— begin MATERIAL —
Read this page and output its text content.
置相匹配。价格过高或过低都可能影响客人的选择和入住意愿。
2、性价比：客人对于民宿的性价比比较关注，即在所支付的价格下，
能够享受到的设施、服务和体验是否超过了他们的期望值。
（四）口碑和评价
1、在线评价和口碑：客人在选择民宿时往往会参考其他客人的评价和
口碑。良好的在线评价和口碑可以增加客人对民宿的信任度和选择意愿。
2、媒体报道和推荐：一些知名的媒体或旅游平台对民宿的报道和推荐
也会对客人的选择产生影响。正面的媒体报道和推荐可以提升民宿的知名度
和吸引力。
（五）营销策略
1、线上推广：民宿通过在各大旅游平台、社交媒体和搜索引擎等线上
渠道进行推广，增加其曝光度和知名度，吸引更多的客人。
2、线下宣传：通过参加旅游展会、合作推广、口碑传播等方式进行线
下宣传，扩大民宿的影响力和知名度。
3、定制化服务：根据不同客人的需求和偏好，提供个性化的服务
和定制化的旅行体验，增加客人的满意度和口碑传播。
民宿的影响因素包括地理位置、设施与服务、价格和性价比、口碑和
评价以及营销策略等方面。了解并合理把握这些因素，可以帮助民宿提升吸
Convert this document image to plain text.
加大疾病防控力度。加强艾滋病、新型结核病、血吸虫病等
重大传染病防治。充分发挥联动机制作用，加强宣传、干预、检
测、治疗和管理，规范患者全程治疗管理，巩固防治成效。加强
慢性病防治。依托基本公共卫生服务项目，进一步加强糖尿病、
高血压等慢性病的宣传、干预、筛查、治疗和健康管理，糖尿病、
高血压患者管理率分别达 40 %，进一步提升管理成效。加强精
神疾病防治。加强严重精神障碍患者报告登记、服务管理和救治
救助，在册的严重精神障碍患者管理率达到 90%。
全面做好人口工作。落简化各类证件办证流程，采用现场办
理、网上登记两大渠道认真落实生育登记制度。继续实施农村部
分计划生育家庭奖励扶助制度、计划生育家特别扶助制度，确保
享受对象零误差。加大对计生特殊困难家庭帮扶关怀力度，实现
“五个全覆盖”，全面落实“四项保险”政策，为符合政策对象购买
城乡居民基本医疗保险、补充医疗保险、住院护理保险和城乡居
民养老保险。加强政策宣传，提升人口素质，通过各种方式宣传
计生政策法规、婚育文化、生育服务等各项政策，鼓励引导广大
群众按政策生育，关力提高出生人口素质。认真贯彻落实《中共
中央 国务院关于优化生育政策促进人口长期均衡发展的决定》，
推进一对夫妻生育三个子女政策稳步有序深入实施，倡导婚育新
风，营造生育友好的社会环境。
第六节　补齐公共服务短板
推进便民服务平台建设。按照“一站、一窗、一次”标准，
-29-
— end MATERIAL —
EXERCISE -> Transcribe the material above in its entirety. Match it exactly.

SOLUTION FOR THIS TASK ->
Read this page and output its text content.
置相匹配。价格过高或过低都可能影响客人的选择和入住意愿。
2、性价比：客人对于民宿的性价比比较关注，即在所支付的价格下，
能够享受到的设施、服务和体验是否超过了他们的期望值。
（四）口碑和评价
1、在线评价和口碑：客人在选择民宿时往往会参考其他客人的评价和
口碑。良好的在线评价和口碑可以增加客人对民宿的信任度和选择意愿。
2、媒体报道和推荐：一些知名的媒体或旅游平台对民宿的报道和推荐
也会对客人的选择产生影响。正面的媒体报道和推荐可以提升民宿的知名度
和吸引力。
（五）营销策略
1、线上推广：民宿通过在各大旅游平台、社交媒体和搜索引擎等线上
渠道进行推广，增加其曝光度和知名度，吸引更多的客人。
2、线下宣传：通过参加旅游展会、合作推广、口碑传播等方式进行线
下宣传，扩大民宿的影响力和知名度。
3、定制化服务：根据不同客人的需求和偏好，提供个性化的服务
和定制化的旅行体验，增加客人的满意度和口碑传播。
民宿的影响因素包括地理位置、设施与服务、价格和性价比、口碑和
评价以及营销策略等方面。了解并合理把握这些因素，可以帮助民宿提升吸
Convert this document image to plain text.
加大疾病防控力度。加强艾滋病、新型结核病、血吸虫病等
重大传染病防治。充分发挥联动机制作用，加强宣传、干预、检
测、治疗和管理，规范患者全程治疗管理，巩固防治成效。加强
慢性病防治。依托基本公共卫生服务项目，进一步加强糖尿病、
高血压等慢性病的宣传、干预、筛查、治疗和健康管理，糖尿病、
高血压患者管理率分别达 40 %，进一步提升管理成效。加强精
神疾病防治。加强严重精神障碍患者报告登记、服务管理和救治
救助，在册的严重精神障碍患者管理率达到 90%。
全面做好人口工作。落简化各类证件办证流程，采用现场办
理、网上登记两大渠道认真落实生育登记制度。继续实施农村部
分计划生育家庭奖励扶助制度、计划生育家特别扶助制度，确保
享受对象零误差。加大对计生特殊困难家庭帮扶关怀力度，实现
“五个全覆盖”，全面落实“四项保险”政策，为符合政策对象购买
城乡居民基本医疗保险、补充医疗保险、住院护理保险和城乡居
民养老保险。加强政策宣传，提升人口素质，通过各种方式宣传
计生政策法规、婚育文化、生育服务等各项政策，鼓励引导广大
群众按政策生育，关力提高出生人口素质。认真贯彻落实《中共
中央 国务院关于优化生育政策促进人口长期均衡发展的决定》，
推进一对夫妻生育三个子女政策稳步有序深入实施，倡导婚育新
风，营造生育友好的社会环境。
第六节　补齐公共服务短板
推进便民服务平台建设。按照“一站、一窗、一次”标准，
-29-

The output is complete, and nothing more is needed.